# Task description
Reproduce each line that includes the word "screenshot".

------------------------

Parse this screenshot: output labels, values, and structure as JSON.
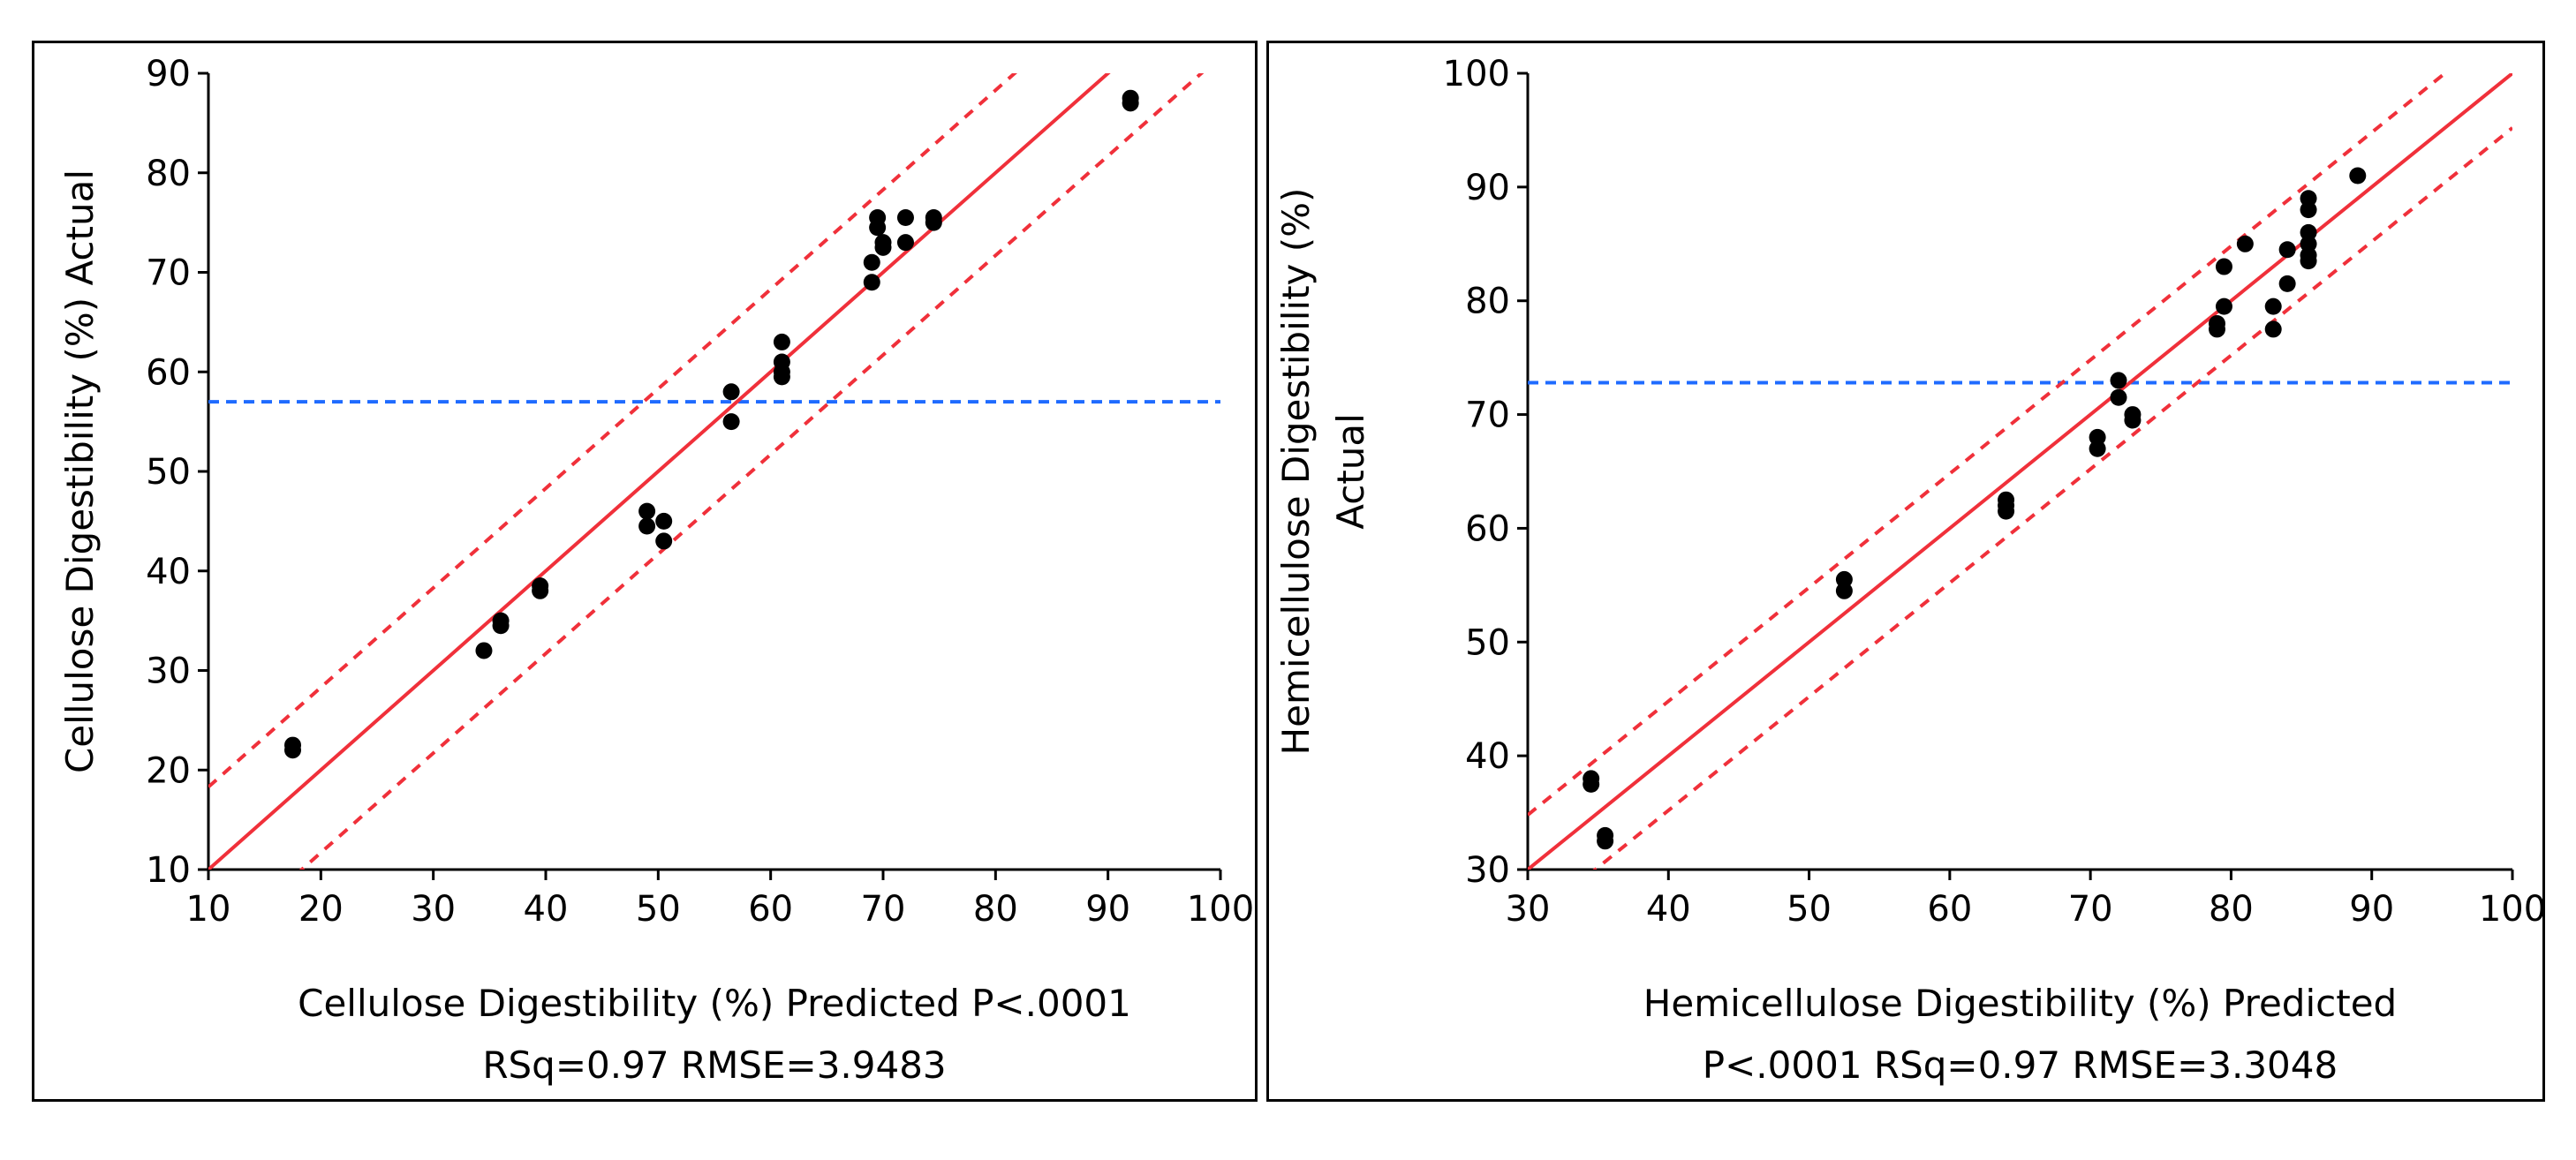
{
  "colors": {
    "fit": "#f0303a",
    "ci": "#f0303a",
    "mean": "#1f6bff",
    "points": "#000000",
    "frame": "#000000"
  },
  "chart_data": [
    {
      "type": "scatter",
      "title": "",
      "xlabel": "Cellulose Digestibility (%) Predicted P<.0001",
      "xlabel2": "RSq=0.97 RMSE=3.9483",
      "ylabel": "Cellulose Digestibility (%) Actual",
      "ylabel2": "",
      "xlim": [
        10,
        100
      ],
      "ylim": [
        10,
        90
      ],
      "xticks": [
        10,
        20,
        30,
        40,
        50,
        60,
        70,
        80,
        90,
        100
      ],
      "yticks": [
        10,
        20,
        30,
        40,
        50,
        60,
        70,
        80,
        90
      ],
      "mean_actual": 57,
      "fit_line": [
        [
          10,
          10
        ],
        [
          100,
          100
        ]
      ],
      "ci_offset": 8.3,
      "points": [
        [
          17.5,
          22.5
        ],
        [
          17.5,
          22
        ],
        [
          34.5,
          32
        ],
        [
          36,
          35
        ],
        [
          36,
          34.5
        ],
        [
          39.5,
          38.5
        ],
        [
          39.5,
          38
        ],
        [
          49,
          46
        ],
        [
          49,
          44.5
        ],
        [
          50.5,
          45
        ],
        [
          50.5,
          43
        ],
        [
          56.5,
          58
        ],
        [
          56.5,
          55
        ],
        [
          61,
          63
        ],
        [
          61,
          61
        ],
        [
          61,
          60
        ],
        [
          61,
          59.5
        ],
        [
          69,
          71
        ],
        [
          69,
          69
        ],
        [
          69.5,
          75.5
        ],
        [
          69.5,
          74.5
        ],
        [
          70,
          73
        ],
        [
          70,
          72.5
        ],
        [
          72,
          75.5
        ],
        [
          72,
          73
        ],
        [
          74.5,
          75.5
        ],
        [
          74.5,
          75
        ],
        [
          92,
          87.5
        ],
        [
          92,
          87
        ]
      ]
    },
    {
      "type": "scatter",
      "title": "",
      "xlabel": "Hemicellulose Digestibility (%) Predicted",
      "xlabel2": "P<.0001 RSq=0.97 RMSE=3.3048",
      "ylabel": "Hemicellulose Digestibility (%)",
      "ylabel2": "Actual",
      "xlim": [
        30,
        100
      ],
      "ylim": [
        30,
        100
      ],
      "xticks": [
        30,
        40,
        50,
        60,
        70,
        80,
        90,
        100
      ],
      "yticks": [
        30,
        40,
        50,
        60,
        70,
        80,
        90,
        100
      ],
      "mean_actual": 72.8,
      "fit_line": [
        [
          30,
          30
        ],
        [
          100,
          100
        ]
      ],
      "ci_offset": 4.8,
      "points": [
        [
          34.5,
          38
        ],
        [
          34.5,
          37.5
        ],
        [
          35.5,
          33
        ],
        [
          35.5,
          32.5
        ],
        [
          52.5,
          55.5
        ],
        [
          52.5,
          54.5
        ],
        [
          64,
          62.5
        ],
        [
          64,
          62
        ],
        [
          64,
          61.5
        ],
        [
          70.5,
          68
        ],
        [
          70.5,
          67
        ],
        [
          72,
          73
        ],
        [
          72,
          71.5
        ],
        [
          73,
          70
        ],
        [
          73,
          69.5
        ],
        [
          79,
          78
        ],
        [
          79,
          77.5
        ],
        [
          79.5,
          83
        ],
        [
          79.5,
          79.5
        ],
        [
          81,
          85
        ],
        [
          83,
          79.5
        ],
        [
          83,
          77.5
        ],
        [
          84,
          84.5
        ],
        [
          84,
          81.5
        ],
        [
          85.5,
          89
        ],
        [
          85.5,
          88
        ],
        [
          85.5,
          86
        ],
        [
          85.5,
          85
        ],
        [
          85.5,
          84
        ],
        [
          85.5,
          83.5
        ],
        [
          89,
          91
        ]
      ]
    }
  ]
}
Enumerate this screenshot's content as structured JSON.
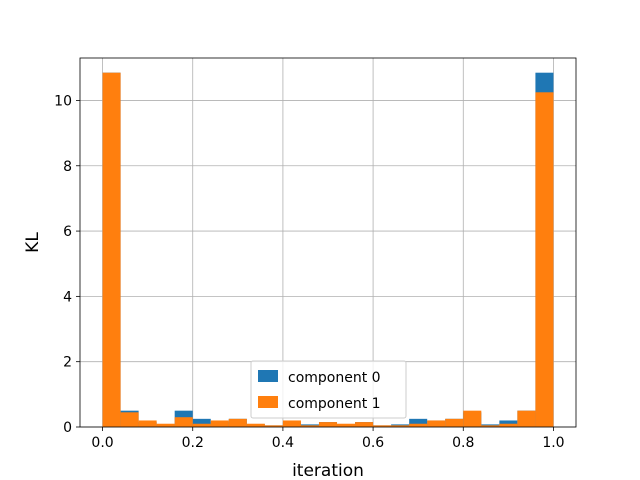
{
  "chart_data": {
    "type": "bar",
    "subtype": "overlaid-histogram",
    "title": "",
    "xlabel": "iteration",
    "ylabel": "KL",
    "xlim": [
      -0.05,
      1.05
    ],
    "ylim": [
      0,
      11.3
    ],
    "xticks": [
      "0.0",
      "0.2",
      "0.4",
      "0.6",
      "0.8",
      "1.0"
    ],
    "xtick_values": [
      0.0,
      0.2,
      0.4,
      0.6,
      0.8,
      1.0
    ],
    "yticks": [
      "0",
      "2",
      "4",
      "6",
      "8",
      "10"
    ],
    "ytick_values": [
      0,
      2,
      4,
      6,
      8,
      10
    ],
    "grid": true,
    "legend_position": "lower center",
    "bin_edges": [
      0.0,
      0.04,
      0.08,
      0.12,
      0.16,
      0.2,
      0.24,
      0.28,
      0.32,
      0.36,
      0.4,
      0.44,
      0.48,
      0.52,
      0.56,
      0.6,
      0.64,
      0.68,
      0.72,
      0.76,
      0.8,
      0.84,
      0.88,
      0.92,
      0.96,
      1.0
    ],
    "series": [
      {
        "name": "component 0",
        "color": "#1f77b4",
        "values": [
          10.85,
          0.5,
          0.15,
          0.08,
          0.5,
          0.25,
          0.15,
          0.25,
          0.08,
          0.05,
          0.15,
          0.08,
          0.15,
          0.08,
          0.15,
          0.05,
          0.08,
          0.25,
          0.2,
          0.25,
          0.45,
          0.08,
          0.2,
          0.5,
          10.85
        ]
      },
      {
        "name": "component 1",
        "color": "#ff7f0e",
        "values": [
          10.85,
          0.45,
          0.2,
          0.1,
          0.3,
          0.1,
          0.2,
          0.25,
          0.1,
          0.05,
          0.2,
          0.05,
          0.15,
          0.1,
          0.15,
          0.05,
          0.05,
          0.1,
          0.2,
          0.25,
          0.5,
          0.05,
          0.1,
          0.5,
          10.25
        ]
      }
    ]
  }
}
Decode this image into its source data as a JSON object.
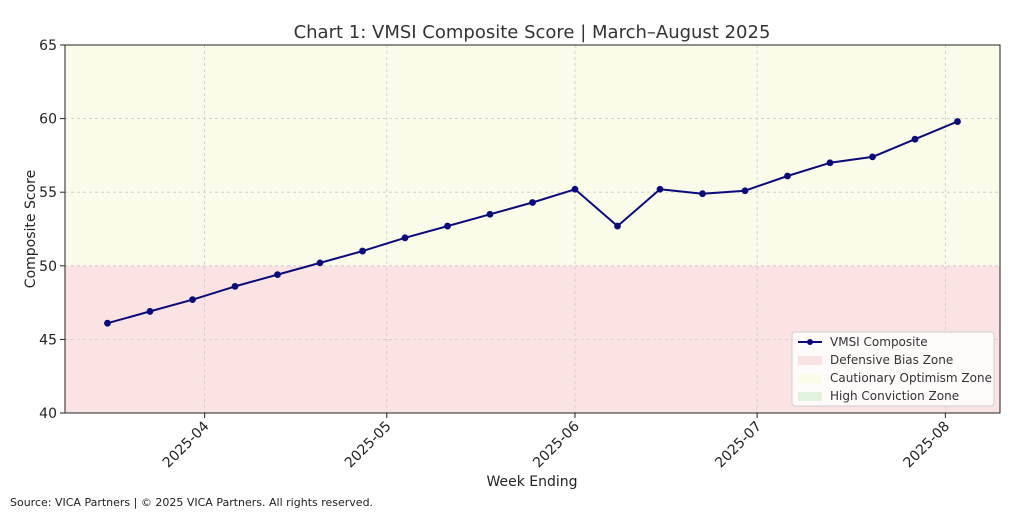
{
  "chart_data": {
    "type": "line",
    "title": "Chart 1: VMSI Composite Score | March–August 2025",
    "xlabel": "Week Ending",
    "ylabel": "Composite Score",
    "ylim": [
      40,
      65
    ],
    "yticks": [
      40,
      45,
      50,
      55,
      60,
      65
    ],
    "xlim": [
      "2025-03-09",
      "2025-08-10"
    ],
    "xticks": [
      "2025-04-01",
      "2025-05-01",
      "2025-06-01",
      "2025-07-01",
      "2025-08-01"
    ],
    "xtick_labels": [
      "2025-04",
      "2025-05",
      "2025-06",
      "2025-07",
      "2025-08"
    ],
    "grid": true,
    "legend_position": "bottom-right",
    "zones": [
      {
        "name": "Defensive Bias Zone",
        "range": [
          40,
          50
        ],
        "color": "#fbe3e3"
      },
      {
        "name": "Cautionary Optimism Zone",
        "range": [
          50,
          65
        ],
        "color": "#fbfbea"
      },
      {
        "name": "High Conviction Zone",
        "range": null,
        "color": "#e2f3dd"
      }
    ],
    "series": [
      {
        "name": "VMSI Composite",
        "color": "#0a0a7a",
        "x": [
          "2025-03-16",
          "2025-03-23",
          "2025-03-30",
          "2025-04-06",
          "2025-04-13",
          "2025-04-20",
          "2025-04-27",
          "2025-05-04",
          "2025-05-11",
          "2025-05-18",
          "2025-05-25",
          "2025-06-01",
          "2025-06-08",
          "2025-06-15",
          "2025-06-22",
          "2025-06-29",
          "2025-07-06",
          "2025-07-13",
          "2025-07-20",
          "2025-07-27",
          "2025-08-03"
        ],
        "values": [
          46.1,
          46.9,
          47.7,
          48.6,
          49.4,
          50.2,
          51.0,
          51.9,
          52.7,
          53.5,
          54.3,
          55.2,
          52.7,
          55.2,
          54.9,
          55.1,
          56.1,
          57.0,
          57.4,
          58.6,
          59.8
        ]
      }
    ]
  },
  "footer": {
    "source": "Source: VICA Partners | © 2025 VICA Partners. All rights reserved."
  }
}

------------------------

# Exercise result
Parse this screenshot: output labels, values, and structure as JSON.
Enumerate this screenshot's content as structured JSON.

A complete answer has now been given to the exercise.